Stored entries:
Start

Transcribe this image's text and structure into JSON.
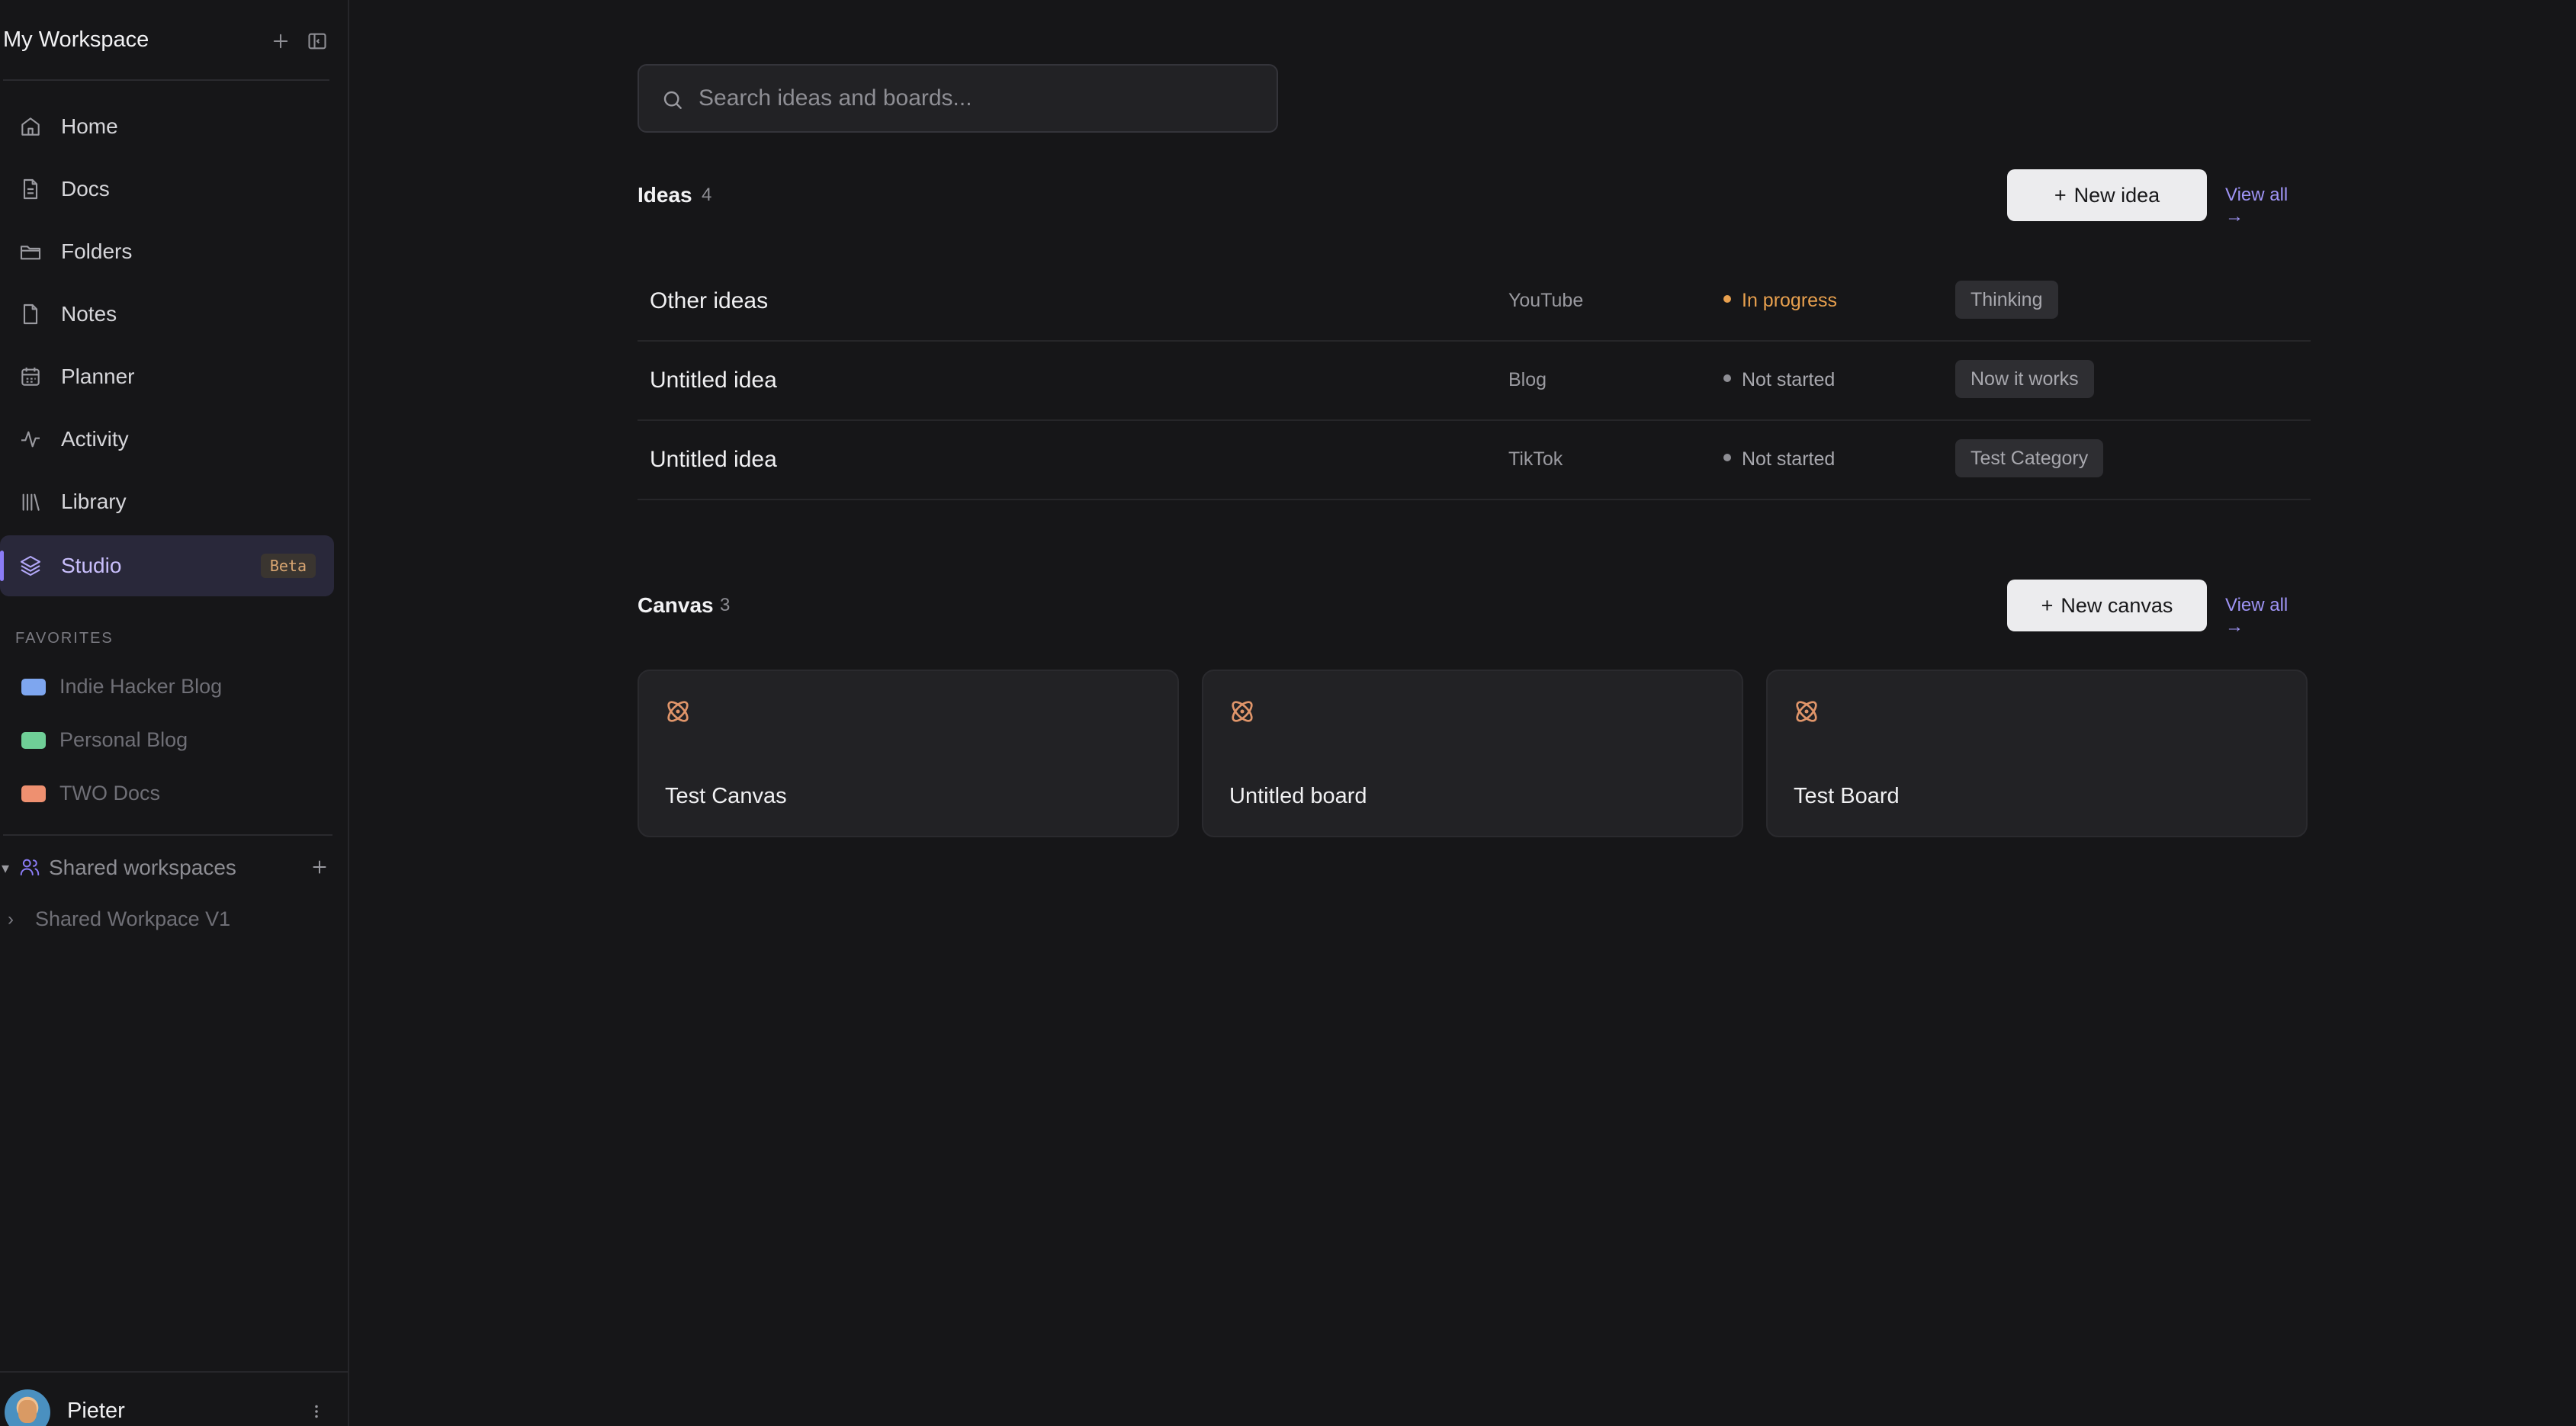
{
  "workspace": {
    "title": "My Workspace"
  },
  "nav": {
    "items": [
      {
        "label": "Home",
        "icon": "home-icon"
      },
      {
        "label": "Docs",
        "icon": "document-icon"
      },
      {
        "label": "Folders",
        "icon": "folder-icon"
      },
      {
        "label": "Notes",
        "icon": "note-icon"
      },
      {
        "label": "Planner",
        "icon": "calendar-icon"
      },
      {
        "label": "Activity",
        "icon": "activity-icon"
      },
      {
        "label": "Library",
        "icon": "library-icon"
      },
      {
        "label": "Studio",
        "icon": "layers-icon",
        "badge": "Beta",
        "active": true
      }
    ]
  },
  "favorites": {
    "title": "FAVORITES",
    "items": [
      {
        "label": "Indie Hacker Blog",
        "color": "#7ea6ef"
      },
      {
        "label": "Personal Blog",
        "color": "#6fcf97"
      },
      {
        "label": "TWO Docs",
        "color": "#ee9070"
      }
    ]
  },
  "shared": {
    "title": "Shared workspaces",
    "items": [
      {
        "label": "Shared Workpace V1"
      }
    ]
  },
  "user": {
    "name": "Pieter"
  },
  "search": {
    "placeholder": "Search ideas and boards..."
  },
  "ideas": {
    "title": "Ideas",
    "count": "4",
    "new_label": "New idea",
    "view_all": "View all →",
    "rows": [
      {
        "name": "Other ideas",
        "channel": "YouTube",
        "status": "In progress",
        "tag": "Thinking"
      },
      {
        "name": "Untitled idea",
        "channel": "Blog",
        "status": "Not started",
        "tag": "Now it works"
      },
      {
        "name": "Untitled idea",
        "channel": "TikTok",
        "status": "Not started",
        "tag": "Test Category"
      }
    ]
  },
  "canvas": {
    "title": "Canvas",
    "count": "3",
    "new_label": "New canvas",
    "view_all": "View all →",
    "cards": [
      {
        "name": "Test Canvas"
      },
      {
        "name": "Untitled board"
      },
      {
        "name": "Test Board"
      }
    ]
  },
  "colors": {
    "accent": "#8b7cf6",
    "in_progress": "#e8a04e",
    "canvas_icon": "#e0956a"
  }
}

End

* [SHORT EXERCISE] How many of the lines above hold the word "Blog"? Give only that number.

* [COMPLETE RESPONSE] 3